## TEXT SHOWN
Kurukkoli Moideen  is a politician from Kerala, India. He represents Tirur (State Assembly constituency) in 15th Kerala State Legislative Assembly. He belongs to Indian Union Muslim League.

Personal life 
Kurukkoli Moideen was born on 1 November 1959 at Valavannur in Malappuram district, Kerala. His father is Kunjalan. His wife Nafeesa is a home-maker. He did his secondary education from GVHSS Kalpakanchery.

Political career 
Kurukkoli Moideen entered politics through his activism in Muslim Students Federation. He then became an active politician from Indian Union Muslim League. In 2010, he won elections to Valavannur Grama Panchayath. He has served as Tanur Block Panchayat President in 2015 and as the chairman of district panchayat standing committee. In May 2021, he won the Kerala Assembly Elections from Tirur (State Assembly) constituency.

## JOB 1
In the records, rewrite the lines from the one containing "chevron-down-icon[interactable] [438,21,446,37]" through the one containing "menu-filters[interactable]: Filters [23,3,53,15]", replacing "Pixels" with "Points" and leaving everything else unchanged.

## Region boundary data
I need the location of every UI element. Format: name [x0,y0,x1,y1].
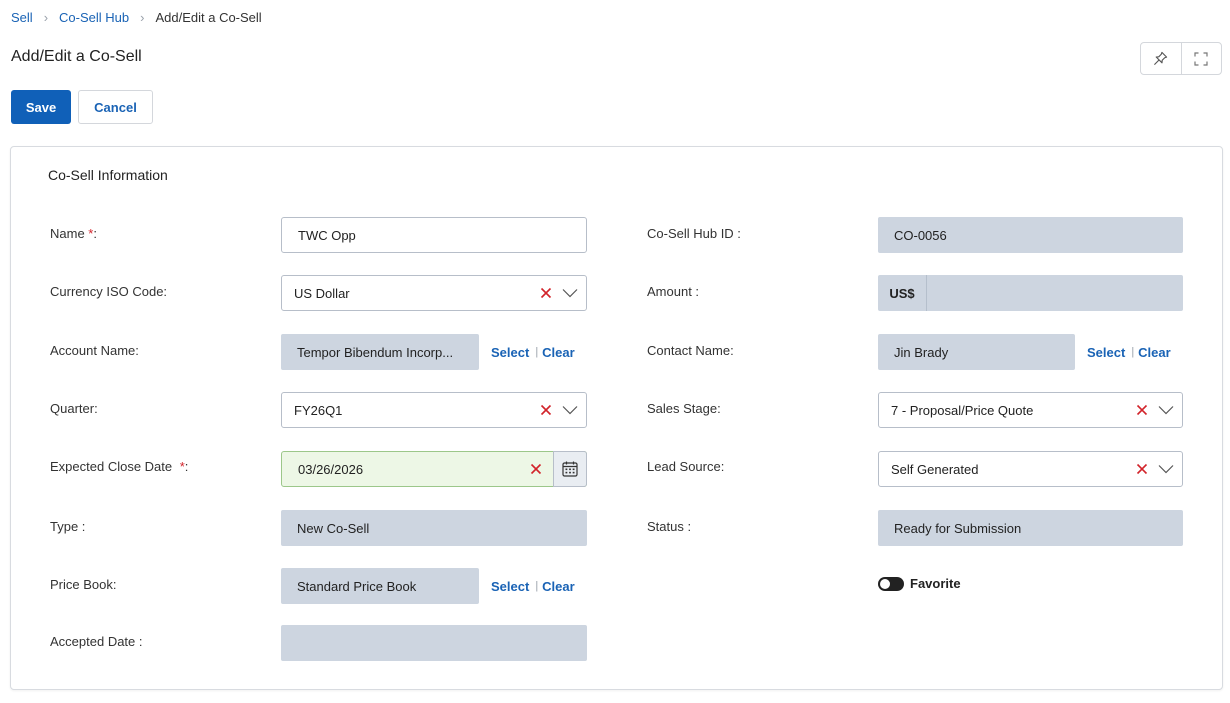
type-label: Type : [50,519,86,534]
save-button[interactable]: Save [11,90,71,124]
price-book-label: Price Book: [50,577,117,592]
page-title: Add/Edit a Co-Sell [11,48,142,65]
calendar-icon[interactable] [553,451,587,487]
breadcrumb-current: Add/Edit a Co-Sell [155,9,262,25]
price-book-select-link[interactable]: Select [491,579,529,594]
amount-field: US$ [878,275,1183,311]
account-clear-link[interactable]: Clear [542,345,575,360]
account-name-field: Tempor Bibendum Incorp... [281,334,479,370]
favorite-toggle[interactable] [878,576,904,591]
chevron-down-icon[interactable] [562,405,578,415]
breadcrumb: Sell › Co-Sell Hub › Add/Edit a Co-Sell [11,9,262,25]
price-book-field: Standard Price Book [281,568,479,604]
page-actions [1140,42,1222,75]
currency-prefix: US$ [878,275,927,311]
contact-name-actions: Select | Clear [1087,334,1171,370]
clear-x-icon[interactable] [1136,463,1148,475]
name-input[interactable]: TWC Opp [281,217,587,253]
expand-icon[interactable] [1180,43,1222,74]
sales-stage-label: Sales Stage: [647,401,721,416]
link-divider: | [535,580,539,592]
pin-icon[interactable] [1141,43,1181,74]
contact-name-label: Contact Name: [647,343,734,358]
sales-stage-select[interactable]: 7 - Proposal/Price Quote [878,392,1183,428]
quarter-select[interactable]: FY26Q1 [281,392,587,428]
clear-x-icon[interactable] [1136,404,1148,416]
clear-x-icon[interactable] [540,287,552,299]
chevron-down-icon[interactable] [1158,405,1174,415]
contact-clear-link[interactable]: Clear [1138,345,1171,360]
breadcrumb-separator-icon: › [43,9,49,25]
status-label: Status : [647,519,692,534]
account-name-actions: Select | Clear [491,334,575,370]
account-select-link[interactable]: Select [491,345,529,360]
clear-x-icon[interactable] [540,404,552,416]
price-book-clear-link[interactable]: Clear [542,579,575,594]
toggle-knob [880,578,890,589]
accepted-date-label: Accepted Date : [50,634,143,649]
favorite-label: Favorite [910,576,961,591]
chevron-down-icon[interactable] [1158,464,1174,474]
currency-label: Currency ISO Code: [50,284,168,299]
expected-close-date-input[interactable]: 03/26/2026 [281,451,587,487]
co-sell-hub-id-field: CO-0056 [878,217,1183,253]
name-label: Name *: [50,226,97,241]
contact-name-field: Jin Brady [878,334,1075,370]
breadcrumb-link-sell[interactable]: Sell [11,10,33,25]
status-field: Ready for Submission [878,510,1183,546]
cancel-button[interactable]: Cancel [78,90,153,124]
favorite-toggle-group: Favorite [878,576,961,591]
co-sell-hub-id-label: Co-Sell Hub ID : [647,226,741,241]
price-book-actions: Select | Clear [491,568,575,604]
type-field: New Co-Sell [281,510,587,546]
clear-x-icon[interactable] [530,463,542,475]
link-divider: | [1131,346,1135,358]
expected-close-date-label: Expected Close Date *: [50,459,189,474]
account-name-label: Account Name: [50,343,139,358]
contact-select-link[interactable]: Select [1087,345,1125,360]
breadcrumb-separator-icon: › [140,9,145,25]
lead-source-select[interactable]: Self Generated [878,451,1183,487]
quarter-label: Quarter: [50,401,98,416]
amount-label: Amount : [647,284,700,299]
accepted-date-field [281,625,587,661]
link-divider: | [535,346,539,358]
chevron-down-icon[interactable] [562,288,578,298]
section-title: Co-Sell Information [48,167,168,183]
lead-source-label: Lead Source: [647,459,725,474]
breadcrumb-link-co-sell-hub[interactable]: Co-Sell Hub [59,10,129,25]
currency-select[interactable]: US Dollar [281,275,587,311]
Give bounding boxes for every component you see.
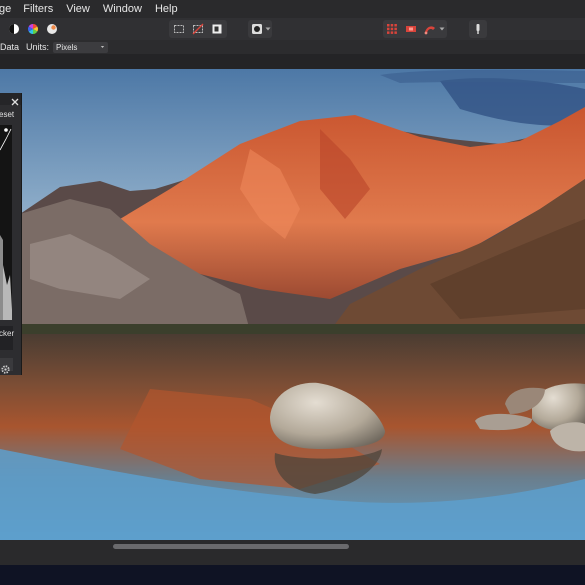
chevron-down-icon[interactable] [438,21,446,37]
context-toolbar: Data Units: Pixels [0,40,585,54]
invert-selection-icon[interactable] [209,21,225,37]
units-dropdown[interactable]: Pixels [53,41,109,53]
color-wheel-icon[interactable] [25,21,41,37]
chevron-down-icon[interactable] [264,21,272,37]
snapping-icon[interactable] [403,21,419,37]
canvas-ruler-gap [0,54,585,69]
curves-panel: eset cker [0,93,22,375]
units-value: Pixels [56,42,78,52]
gear-icon[interactable] [1,361,10,374]
menu-image[interactable]: ge [0,3,11,15]
taskbar [0,565,585,585]
curve-point[interactable] [4,128,8,132]
deselect-icon[interactable] [190,21,206,37]
units-label: Units: [26,42,50,52]
landscape-photo [0,69,585,540]
menu-view[interactable]: View [66,3,90,15]
export-persona-icon[interactable] [470,21,486,37]
toolbar [0,18,585,41]
chevron-down-icon [100,46,105,48]
menu-window[interactable]: Window [103,3,142,15]
menu-bar: ge Filters View Window Help [0,0,585,18]
menu-help[interactable]: Help [155,3,178,15]
assistant-icon[interactable] [422,21,438,37]
picker-label: cker [0,329,15,338]
menu-filters[interactable]: Filters [23,3,53,15]
contrast-icon[interactable] [6,21,22,37]
marquee-select-icon[interactable] [171,21,187,37]
curves-graph[interactable] [0,125,12,320]
document-canvas[interactable] [0,69,585,540]
mask-icon[interactable] [249,21,265,37]
reset-button[interactable]: eset [0,110,14,119]
grid-icon[interactable] [384,21,400,37]
color-picker-icon[interactable] [44,21,60,37]
data-label: Data [0,42,20,52]
close-icon[interactable] [10,94,20,106]
horizontal-scrollbar[interactable] [113,544,349,549]
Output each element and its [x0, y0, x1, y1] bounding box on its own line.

## JOB 2
List every year mentioned in the text about Kurukkoli Moideen.

## CORRECT RESPONSE 1
chevron-down-icon[interactable] [438,21,446,37]
context-toolbar: Data Units: Points [0,40,585,54]
invert-selection-icon[interactable] [209,21,225,37]
units-dropdown[interactable]: Points [53,41,109,53]
color-wheel-icon[interactable] [25,21,41,37]
chevron-down-icon[interactable] [264,21,272,37]
snapping-icon[interactable] [403,21,419,37]
canvas-ruler-gap [0,54,585,69]
curves-panel: eset cker [0,93,22,375]
units-value: Points [56,42,78,52]
gear-icon[interactable] [1,361,10,374]
menu-image[interactable]: ge [0,3,11,15]
taskbar [0,565,585,585]
curve-point[interactable] [4,128,8,132]
deselect-icon[interactable] [190,21,206,37]
units-label: Units: [26,42,50,52]
landscape-photo [0,69,585,540]
menu-view[interactable]: View [66,3,90,15]
export-persona-icon[interactable] [470,21,486,37]
toolbar [0,18,585,41]
chevron-down-icon [100,46,105,48]
menu-window[interactable]: Window [103,3,142,15]
menu-bar: ge Filters View Window Help [0,0,585,18]
menu-help[interactable]: Help [155,3,178,15]
assistant-icon[interactable] [422,21,438,37]
picker-label: cker [0,329,15,338]
menu-filters[interactable]: Filters [23,3,53,15]

## CORRECT RESPONSE 2
1959
2010
2015
2021